Reading passage →
++++++++++

Development of the reproductive population of nitrogen-fixing symbiotic bacteria during growth and senescence of ‘indeterminate’ legume root nodules
Monday, July 28, 2025 2:35 PM to 2:55 PM · 20 min. (America/Chicago)
202 AB
Biotic Interactions: Plant Microbe Immunity and Plant Microbe Pathogenesis
Information
The spatial and temporal growth dynamics of the reproductive population of N2-fixing rhizobial symbionts within indeterminate root nodules is poorly understood, yet this process is essential for rhizobia to benefit from symbiosis and to recolonize soil after nodule senescence. Legumes that form indeterminate nodules, such as Medicago sativa (alfalfa) have a continuously-growing meristem at the nodule tip, which contains the youngest tissue. As these nodules develop, the plant imposes terminal differentiation on the N2-fixing population of the symbiont Sinorhizobium meliloti (Sm1021) while an actively-dividing population grows in the ‘infection zone’ just behind the meristem. Therefore, unlike symbionts of determinate-nodulating legumes, for example soybean, the portion of the alfalfa Sm1021 population that engages in N2-fixation cannot resume cell division and repopulate the soil. Using a reporter of Sm1021 cell division, we found that the dividing population increases progressively throughout nodule tissue beginning at 7 weeks-post-inoculation. Dissection of nodules and isolation of reproductive Sm1021 from sections of different ages showed that actively-dividing cells are distributed throughout the nodule at 3-4 months, but at 12 months are confined mostly to the highly-branched meristematic tips, with older sections collapsed and containing few reproductive Sm1021. This suggests that reproductive bacteria may be able to emerge from the root-proximal ‘saprophytic zone’ while the tip of the nodule is still engaging in N2-fixation. Surprisingly, we found that surface-sterilized nodules yield an order of magnitude fewer reproductive Sm1021 and that permeability to surface-sterilizing agents correlates with the presence of a gap in the suberin layer at the meristem.

++++++++++

Collected material →
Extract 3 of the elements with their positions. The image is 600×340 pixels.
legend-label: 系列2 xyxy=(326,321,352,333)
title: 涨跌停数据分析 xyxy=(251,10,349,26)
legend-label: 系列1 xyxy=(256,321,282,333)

++++++++++

The problem → Return the passage of the root nodule abstract that starts with "Development of the" and goes on through "20 min. (America/Chicago)", word for word.

Exercise result →
Development of the reproductive population of nitrogen-fixing symbiotic bacteria during growth and senescence of ‘indeterminate’ legume root nodules
Monday, July 28, 2025 2:35 PM to 2:55 PM · 20 min. (America/Chicago)